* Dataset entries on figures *

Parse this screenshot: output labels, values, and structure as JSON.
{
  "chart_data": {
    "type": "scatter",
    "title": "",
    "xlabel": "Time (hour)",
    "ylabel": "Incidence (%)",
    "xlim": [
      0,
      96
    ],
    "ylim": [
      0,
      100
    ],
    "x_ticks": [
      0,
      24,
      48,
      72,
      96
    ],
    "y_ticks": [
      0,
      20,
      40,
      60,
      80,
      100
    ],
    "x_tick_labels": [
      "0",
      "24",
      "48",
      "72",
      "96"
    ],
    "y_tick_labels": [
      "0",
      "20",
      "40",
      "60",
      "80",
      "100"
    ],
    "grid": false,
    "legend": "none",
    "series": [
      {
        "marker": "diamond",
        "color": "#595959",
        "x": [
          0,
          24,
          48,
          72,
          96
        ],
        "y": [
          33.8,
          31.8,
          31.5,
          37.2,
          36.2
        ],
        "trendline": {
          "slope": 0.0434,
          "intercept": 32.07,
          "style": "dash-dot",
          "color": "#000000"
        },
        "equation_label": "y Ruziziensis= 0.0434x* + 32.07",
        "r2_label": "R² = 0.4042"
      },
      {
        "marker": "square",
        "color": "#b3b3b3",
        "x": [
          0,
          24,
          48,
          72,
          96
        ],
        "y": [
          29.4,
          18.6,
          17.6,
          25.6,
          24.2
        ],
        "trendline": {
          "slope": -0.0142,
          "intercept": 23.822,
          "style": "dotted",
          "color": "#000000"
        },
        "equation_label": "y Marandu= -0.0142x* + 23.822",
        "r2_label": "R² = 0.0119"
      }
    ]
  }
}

* WRITTEN PROBLEM *
Repeat the data verbatim.

* TASK RESULT *
Parse this screenshot: output labels, values, and structure as JSON.
{
  "chart_data": {
    "type": "scatter",
    "title": "",
    "xlabel": "Time (hour)",
    "ylabel": "Incidence (%)",
    "xlim": [
      0,
      96
    ],
    "ylim": [
      0,
      100
    ],
    "x_ticks": [
      0,
      24,
      48,
      72,
      96
    ],
    "y_ticks": [
      0,
      20,
      40,
      60,
      80,
      100
    ],
    "x_tick_labels": [
      "0",
      "24",
      "48",
      "72",
      "96"
    ],
    "y_tick_labels": [
      "0",
      "20",
      "40",
      "60",
      "80",
      "100"
    ],
    "grid": false,
    "legend": "none",
    "series": [
      {
        "marker": "diamond",
        "color": "#595959",
        "x": [
          0,
          24,
          48,
          72,
          96
        ],
        "y": [
          33.8,
          31.8,
          31.5,
          37.2,
          36.2
        ],
        "trendline": {
          "slope": 0.0434,
          "intercept": 32.07,
          "style": "dash-dot",
          "color": "#000000"
        },
        "equation_label": "y Ruziziensis= 0.0434x* + 32.07",
        "r2_label": "R² = 0.4042"
      },
      {
        "marker": "square",
        "color": "#b3b3b3",
        "x": [
          0,
          24,
          48,
          72,
          96
        ],
        "y": [
          29.4,
          18.6,
          17.6,
          25.6,
          24.2
        ],
        "trendline": {
          "slope": -0.0142,
          "intercept": 23.822,
          "style": "dotted",
          "color": "#000000"
        },
        "equation_label": "y Marandu= -0.0142x* + 23.822",
        "r2_label": "R² = 0.0119"
      }
    ]
  }
}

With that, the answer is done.